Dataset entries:
┌──
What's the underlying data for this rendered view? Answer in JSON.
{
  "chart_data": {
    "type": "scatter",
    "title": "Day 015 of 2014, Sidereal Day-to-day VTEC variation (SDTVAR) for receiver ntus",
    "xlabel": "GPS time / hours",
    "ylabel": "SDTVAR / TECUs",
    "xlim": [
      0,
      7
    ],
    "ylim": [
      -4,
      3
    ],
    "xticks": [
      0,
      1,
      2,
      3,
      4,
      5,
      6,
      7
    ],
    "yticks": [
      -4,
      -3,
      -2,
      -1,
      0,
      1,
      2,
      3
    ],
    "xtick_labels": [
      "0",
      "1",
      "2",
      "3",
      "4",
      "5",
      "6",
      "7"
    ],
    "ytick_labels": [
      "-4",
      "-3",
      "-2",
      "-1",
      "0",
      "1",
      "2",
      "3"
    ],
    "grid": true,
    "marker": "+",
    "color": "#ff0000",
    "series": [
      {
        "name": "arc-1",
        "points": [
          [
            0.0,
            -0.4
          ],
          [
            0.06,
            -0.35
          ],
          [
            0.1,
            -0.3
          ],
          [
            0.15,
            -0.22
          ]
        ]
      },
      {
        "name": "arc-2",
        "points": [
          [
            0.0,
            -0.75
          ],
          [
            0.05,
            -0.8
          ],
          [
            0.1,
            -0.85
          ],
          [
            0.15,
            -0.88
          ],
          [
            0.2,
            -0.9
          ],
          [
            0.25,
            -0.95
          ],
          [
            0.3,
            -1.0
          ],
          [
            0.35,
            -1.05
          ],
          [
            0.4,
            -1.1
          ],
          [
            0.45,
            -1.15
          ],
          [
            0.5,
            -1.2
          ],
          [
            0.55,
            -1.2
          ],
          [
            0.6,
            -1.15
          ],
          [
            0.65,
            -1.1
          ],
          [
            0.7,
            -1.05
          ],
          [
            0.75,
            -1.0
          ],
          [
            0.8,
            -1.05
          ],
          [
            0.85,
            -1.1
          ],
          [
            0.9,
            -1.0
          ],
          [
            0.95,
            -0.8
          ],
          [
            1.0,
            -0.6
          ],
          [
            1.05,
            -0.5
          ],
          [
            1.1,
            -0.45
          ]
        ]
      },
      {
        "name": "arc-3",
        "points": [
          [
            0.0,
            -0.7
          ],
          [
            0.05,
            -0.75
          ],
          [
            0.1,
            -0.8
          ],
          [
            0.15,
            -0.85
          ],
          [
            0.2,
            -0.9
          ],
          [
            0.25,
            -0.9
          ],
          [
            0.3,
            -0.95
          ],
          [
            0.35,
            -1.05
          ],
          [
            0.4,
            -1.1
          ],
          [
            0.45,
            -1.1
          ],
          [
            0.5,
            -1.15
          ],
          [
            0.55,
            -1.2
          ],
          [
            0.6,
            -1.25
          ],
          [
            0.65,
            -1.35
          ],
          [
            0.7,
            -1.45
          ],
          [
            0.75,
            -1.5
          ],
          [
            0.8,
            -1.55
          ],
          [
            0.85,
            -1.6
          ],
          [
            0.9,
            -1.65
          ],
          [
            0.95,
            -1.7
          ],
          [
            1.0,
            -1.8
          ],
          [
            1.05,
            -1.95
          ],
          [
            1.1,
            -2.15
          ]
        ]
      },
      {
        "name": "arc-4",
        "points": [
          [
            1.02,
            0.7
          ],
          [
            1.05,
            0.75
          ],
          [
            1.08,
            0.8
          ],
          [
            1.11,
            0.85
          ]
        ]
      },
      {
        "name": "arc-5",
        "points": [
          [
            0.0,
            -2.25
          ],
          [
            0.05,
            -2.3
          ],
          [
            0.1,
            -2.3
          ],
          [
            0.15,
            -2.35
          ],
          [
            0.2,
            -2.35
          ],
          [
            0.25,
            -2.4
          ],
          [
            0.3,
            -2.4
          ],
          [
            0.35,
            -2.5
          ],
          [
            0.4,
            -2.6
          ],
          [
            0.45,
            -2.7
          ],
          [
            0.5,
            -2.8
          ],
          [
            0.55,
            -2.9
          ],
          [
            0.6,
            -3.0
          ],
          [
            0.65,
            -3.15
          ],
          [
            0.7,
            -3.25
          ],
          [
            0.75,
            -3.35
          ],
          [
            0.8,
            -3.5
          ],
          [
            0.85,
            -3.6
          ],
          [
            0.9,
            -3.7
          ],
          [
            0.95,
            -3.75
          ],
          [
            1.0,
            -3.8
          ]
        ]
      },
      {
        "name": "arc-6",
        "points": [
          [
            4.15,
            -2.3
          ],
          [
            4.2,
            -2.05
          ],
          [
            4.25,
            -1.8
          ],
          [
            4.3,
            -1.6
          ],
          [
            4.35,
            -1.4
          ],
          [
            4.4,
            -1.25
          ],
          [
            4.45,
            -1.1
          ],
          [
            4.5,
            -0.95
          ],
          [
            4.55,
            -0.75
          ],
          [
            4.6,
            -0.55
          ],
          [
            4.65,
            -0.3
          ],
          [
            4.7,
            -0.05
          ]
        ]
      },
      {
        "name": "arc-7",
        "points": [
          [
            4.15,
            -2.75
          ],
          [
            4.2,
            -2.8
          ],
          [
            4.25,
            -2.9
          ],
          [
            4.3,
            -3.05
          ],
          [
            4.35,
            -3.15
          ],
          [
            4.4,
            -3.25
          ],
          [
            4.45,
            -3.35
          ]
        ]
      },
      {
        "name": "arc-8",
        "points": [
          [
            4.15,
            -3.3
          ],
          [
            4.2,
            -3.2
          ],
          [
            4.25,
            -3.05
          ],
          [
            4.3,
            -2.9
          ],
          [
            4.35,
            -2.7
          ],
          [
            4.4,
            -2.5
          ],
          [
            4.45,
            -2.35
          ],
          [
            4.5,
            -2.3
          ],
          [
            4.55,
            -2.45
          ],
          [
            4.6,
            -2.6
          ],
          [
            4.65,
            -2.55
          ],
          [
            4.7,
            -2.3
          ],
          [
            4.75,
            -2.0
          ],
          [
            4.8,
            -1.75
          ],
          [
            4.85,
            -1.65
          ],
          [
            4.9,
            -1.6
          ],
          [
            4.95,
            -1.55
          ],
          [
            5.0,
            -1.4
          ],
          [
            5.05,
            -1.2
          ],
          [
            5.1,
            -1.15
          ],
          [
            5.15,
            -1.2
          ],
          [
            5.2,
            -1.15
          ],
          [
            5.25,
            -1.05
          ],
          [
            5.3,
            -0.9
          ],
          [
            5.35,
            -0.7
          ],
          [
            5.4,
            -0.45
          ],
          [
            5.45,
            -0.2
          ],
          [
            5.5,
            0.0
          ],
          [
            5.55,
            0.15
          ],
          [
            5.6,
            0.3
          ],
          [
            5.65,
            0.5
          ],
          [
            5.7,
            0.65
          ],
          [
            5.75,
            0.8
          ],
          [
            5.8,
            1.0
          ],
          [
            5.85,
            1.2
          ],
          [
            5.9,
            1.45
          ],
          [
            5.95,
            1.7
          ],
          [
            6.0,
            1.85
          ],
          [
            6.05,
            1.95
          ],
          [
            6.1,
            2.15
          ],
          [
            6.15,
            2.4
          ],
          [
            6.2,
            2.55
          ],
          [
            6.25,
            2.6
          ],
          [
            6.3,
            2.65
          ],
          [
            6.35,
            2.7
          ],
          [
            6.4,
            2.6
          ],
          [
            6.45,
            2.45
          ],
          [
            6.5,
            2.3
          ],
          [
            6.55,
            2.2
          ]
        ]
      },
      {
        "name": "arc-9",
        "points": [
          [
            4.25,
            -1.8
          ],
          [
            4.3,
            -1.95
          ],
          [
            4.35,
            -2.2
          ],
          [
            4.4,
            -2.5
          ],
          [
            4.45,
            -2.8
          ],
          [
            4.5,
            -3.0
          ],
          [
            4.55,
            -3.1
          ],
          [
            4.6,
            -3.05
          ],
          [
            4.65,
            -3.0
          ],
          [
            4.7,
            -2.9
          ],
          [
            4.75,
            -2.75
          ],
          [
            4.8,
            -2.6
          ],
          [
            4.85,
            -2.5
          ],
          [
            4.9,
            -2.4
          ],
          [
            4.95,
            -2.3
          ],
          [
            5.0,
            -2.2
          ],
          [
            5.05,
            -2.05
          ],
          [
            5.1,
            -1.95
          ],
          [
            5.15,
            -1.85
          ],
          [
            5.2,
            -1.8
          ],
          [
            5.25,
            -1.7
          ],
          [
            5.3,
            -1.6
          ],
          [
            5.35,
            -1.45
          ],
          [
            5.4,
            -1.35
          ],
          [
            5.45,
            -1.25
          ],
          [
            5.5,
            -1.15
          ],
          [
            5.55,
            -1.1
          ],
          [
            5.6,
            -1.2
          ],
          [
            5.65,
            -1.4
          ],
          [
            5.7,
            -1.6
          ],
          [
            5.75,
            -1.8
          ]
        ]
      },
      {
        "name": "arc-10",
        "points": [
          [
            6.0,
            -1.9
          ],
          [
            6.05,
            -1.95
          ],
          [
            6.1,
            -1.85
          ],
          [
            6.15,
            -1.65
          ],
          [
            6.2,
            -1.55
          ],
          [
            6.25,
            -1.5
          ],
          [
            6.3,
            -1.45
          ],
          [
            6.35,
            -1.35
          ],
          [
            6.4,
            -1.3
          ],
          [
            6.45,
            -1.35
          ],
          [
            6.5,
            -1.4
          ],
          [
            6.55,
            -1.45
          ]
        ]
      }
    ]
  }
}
└──
┌──
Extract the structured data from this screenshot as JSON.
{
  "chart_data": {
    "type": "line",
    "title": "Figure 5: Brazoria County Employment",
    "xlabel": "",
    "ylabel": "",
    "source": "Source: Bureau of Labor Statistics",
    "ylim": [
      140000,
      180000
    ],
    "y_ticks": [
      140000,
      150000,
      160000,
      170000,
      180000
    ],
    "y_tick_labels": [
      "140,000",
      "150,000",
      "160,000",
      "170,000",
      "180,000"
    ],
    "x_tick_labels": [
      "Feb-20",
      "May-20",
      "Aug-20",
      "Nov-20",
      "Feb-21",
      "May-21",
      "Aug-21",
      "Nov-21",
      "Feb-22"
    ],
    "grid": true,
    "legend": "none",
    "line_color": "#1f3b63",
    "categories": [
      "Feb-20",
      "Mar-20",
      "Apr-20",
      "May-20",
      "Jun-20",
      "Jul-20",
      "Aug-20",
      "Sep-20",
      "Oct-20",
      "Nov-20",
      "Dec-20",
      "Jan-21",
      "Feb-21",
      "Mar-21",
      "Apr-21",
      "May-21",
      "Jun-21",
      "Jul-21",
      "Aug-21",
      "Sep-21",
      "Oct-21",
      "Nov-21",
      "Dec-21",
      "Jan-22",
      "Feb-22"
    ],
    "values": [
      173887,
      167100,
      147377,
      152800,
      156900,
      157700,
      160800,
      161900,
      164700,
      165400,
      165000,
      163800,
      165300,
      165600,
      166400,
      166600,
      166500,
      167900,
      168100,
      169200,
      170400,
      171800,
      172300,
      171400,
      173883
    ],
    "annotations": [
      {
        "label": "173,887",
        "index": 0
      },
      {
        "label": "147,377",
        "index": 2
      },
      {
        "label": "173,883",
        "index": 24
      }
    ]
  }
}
└──
Task statement: Work out how many lines above contain the word "name". Give only the number.

Finished answer: 10